Recorded data
---------------

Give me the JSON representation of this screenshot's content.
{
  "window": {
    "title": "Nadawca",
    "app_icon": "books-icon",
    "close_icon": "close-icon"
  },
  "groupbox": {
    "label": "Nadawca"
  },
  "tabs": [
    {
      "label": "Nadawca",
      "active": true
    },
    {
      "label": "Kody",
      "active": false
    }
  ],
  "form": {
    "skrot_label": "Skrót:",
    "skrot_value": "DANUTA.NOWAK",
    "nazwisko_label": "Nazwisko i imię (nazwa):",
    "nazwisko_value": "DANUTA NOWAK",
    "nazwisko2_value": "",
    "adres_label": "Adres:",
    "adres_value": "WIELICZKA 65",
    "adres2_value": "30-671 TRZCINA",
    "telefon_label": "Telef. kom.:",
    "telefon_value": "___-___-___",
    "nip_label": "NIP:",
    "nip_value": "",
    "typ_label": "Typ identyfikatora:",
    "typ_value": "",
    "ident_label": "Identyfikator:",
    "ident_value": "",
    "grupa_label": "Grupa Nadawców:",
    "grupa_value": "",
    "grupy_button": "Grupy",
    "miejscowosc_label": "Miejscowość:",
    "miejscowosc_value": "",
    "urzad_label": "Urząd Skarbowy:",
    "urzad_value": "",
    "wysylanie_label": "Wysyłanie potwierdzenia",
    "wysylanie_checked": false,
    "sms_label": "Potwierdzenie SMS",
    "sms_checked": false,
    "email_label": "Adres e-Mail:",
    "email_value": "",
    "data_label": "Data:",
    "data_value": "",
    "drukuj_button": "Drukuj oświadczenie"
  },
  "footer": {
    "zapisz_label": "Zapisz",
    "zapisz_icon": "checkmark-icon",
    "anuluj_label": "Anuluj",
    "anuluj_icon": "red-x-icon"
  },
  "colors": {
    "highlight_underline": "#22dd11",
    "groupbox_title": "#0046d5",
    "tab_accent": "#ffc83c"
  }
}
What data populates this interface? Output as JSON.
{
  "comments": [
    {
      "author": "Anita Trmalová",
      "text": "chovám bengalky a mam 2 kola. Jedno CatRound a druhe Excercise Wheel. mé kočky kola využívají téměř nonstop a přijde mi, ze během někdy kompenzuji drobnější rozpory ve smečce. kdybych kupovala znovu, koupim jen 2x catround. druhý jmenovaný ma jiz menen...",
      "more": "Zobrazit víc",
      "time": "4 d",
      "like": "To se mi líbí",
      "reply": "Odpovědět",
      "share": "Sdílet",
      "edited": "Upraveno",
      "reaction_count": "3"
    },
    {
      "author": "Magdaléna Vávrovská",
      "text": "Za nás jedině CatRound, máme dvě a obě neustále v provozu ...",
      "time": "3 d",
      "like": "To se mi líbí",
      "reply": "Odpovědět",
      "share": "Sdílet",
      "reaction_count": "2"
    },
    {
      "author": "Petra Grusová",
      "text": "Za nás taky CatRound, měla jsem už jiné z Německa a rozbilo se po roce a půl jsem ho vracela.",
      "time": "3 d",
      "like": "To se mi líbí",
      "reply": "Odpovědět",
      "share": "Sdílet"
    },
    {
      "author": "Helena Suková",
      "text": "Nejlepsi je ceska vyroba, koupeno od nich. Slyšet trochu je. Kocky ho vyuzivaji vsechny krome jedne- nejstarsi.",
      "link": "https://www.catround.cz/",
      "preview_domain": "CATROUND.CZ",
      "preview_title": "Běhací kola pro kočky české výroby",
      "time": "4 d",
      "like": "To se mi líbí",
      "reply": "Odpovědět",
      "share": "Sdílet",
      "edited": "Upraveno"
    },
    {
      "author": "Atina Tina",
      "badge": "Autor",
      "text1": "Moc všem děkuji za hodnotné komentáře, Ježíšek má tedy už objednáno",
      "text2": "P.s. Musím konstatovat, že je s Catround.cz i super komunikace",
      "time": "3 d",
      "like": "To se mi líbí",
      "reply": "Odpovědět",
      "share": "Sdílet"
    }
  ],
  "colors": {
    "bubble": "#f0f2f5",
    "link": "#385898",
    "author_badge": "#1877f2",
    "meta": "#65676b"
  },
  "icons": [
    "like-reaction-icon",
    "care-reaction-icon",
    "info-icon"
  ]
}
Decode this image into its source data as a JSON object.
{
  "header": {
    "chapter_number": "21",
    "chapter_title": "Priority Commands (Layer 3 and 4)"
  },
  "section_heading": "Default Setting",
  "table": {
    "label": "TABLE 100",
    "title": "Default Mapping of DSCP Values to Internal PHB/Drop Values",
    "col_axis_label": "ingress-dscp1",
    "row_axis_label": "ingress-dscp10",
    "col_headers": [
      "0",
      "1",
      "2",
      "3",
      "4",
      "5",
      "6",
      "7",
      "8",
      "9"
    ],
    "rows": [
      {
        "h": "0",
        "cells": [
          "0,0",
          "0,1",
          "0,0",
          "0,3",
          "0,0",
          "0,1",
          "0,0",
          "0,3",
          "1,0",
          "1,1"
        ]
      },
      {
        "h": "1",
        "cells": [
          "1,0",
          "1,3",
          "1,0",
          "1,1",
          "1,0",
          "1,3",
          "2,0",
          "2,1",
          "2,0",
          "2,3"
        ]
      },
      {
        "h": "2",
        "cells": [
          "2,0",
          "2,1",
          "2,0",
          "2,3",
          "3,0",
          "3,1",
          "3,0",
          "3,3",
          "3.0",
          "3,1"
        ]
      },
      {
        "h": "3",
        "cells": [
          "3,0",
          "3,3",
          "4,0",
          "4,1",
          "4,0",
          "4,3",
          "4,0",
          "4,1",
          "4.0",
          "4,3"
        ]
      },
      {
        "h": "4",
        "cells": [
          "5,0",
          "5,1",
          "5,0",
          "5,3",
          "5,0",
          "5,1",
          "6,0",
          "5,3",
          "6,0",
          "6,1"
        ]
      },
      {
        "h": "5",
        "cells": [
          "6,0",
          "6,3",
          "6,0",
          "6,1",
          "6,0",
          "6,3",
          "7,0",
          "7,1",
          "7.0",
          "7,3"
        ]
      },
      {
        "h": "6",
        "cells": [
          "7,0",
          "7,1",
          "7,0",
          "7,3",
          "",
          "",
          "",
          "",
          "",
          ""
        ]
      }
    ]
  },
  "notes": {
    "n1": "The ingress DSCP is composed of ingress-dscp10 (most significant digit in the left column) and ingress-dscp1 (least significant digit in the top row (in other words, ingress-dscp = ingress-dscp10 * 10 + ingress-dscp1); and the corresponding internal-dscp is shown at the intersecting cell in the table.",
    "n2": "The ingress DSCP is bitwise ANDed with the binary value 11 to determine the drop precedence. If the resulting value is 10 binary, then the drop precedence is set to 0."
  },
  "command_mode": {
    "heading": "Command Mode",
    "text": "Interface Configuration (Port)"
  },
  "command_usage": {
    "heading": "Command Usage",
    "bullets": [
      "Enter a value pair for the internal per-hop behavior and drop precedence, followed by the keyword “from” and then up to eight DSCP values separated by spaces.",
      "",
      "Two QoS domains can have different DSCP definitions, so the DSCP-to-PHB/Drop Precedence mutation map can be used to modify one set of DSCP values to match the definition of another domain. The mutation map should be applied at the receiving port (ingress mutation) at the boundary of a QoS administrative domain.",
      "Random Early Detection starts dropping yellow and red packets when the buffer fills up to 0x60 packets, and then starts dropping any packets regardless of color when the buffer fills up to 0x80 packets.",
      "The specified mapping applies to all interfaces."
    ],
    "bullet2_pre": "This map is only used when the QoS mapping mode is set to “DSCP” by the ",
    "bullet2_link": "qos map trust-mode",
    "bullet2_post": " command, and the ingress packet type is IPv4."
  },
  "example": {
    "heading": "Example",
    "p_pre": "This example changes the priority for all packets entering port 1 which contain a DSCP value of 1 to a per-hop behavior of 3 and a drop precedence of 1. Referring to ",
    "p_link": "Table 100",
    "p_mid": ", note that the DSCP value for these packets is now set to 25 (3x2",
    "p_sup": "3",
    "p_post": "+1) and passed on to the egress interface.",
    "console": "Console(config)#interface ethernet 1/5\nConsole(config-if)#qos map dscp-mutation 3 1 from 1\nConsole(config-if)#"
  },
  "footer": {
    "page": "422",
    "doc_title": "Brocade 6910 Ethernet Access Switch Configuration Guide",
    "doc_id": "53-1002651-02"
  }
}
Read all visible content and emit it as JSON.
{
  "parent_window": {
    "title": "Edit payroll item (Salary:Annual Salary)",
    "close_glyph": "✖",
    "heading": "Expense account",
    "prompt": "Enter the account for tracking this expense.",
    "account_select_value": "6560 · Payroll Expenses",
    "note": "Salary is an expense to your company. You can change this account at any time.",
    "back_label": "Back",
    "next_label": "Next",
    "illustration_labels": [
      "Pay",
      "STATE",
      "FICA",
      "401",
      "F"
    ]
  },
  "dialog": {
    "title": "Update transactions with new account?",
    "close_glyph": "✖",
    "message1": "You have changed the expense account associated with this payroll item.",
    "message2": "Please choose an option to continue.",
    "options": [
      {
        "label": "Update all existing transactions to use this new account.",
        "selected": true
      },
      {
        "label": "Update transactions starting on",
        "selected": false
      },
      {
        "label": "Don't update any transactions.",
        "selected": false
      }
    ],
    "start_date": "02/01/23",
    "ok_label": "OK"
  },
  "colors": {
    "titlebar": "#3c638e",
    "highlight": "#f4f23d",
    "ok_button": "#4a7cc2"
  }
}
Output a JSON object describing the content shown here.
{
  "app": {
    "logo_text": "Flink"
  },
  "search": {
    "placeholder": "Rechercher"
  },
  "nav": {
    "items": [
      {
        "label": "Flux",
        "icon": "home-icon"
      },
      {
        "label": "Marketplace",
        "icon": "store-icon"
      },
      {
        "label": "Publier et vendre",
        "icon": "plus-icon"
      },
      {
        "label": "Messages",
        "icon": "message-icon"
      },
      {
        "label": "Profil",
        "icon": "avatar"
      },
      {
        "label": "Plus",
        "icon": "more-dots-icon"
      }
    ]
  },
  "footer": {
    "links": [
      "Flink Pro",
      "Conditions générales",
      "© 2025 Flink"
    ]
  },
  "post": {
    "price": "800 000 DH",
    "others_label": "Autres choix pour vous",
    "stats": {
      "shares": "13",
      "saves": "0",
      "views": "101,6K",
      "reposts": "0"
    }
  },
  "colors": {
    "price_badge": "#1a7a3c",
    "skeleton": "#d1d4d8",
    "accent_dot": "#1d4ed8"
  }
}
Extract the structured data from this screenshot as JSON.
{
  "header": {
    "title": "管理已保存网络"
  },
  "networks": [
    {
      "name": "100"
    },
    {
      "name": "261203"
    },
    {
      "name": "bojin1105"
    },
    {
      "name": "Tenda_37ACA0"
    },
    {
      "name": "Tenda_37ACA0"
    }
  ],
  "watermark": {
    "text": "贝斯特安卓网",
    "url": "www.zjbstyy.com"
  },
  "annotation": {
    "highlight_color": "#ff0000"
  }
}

---------------

_Required task_. Whenever "mutation" turns up in a line, pick that line out.

_Expected output_.
      "Two QoS domains can have different DSCP definitions, so the DSCP-to-PHB/Drop Precedence mutation map can be used to modify one set of DSCP values to match the definition of another domain. The mutation map should be applied at the receiving port (ingress mutation) at the boundary of a QoS administrative domain.",
    "console": "Console(config)#interface ethernet 1/5\nConsole(config-if)#qos map dscp-mutation 3 1 from 1\nConsole(config-if)#"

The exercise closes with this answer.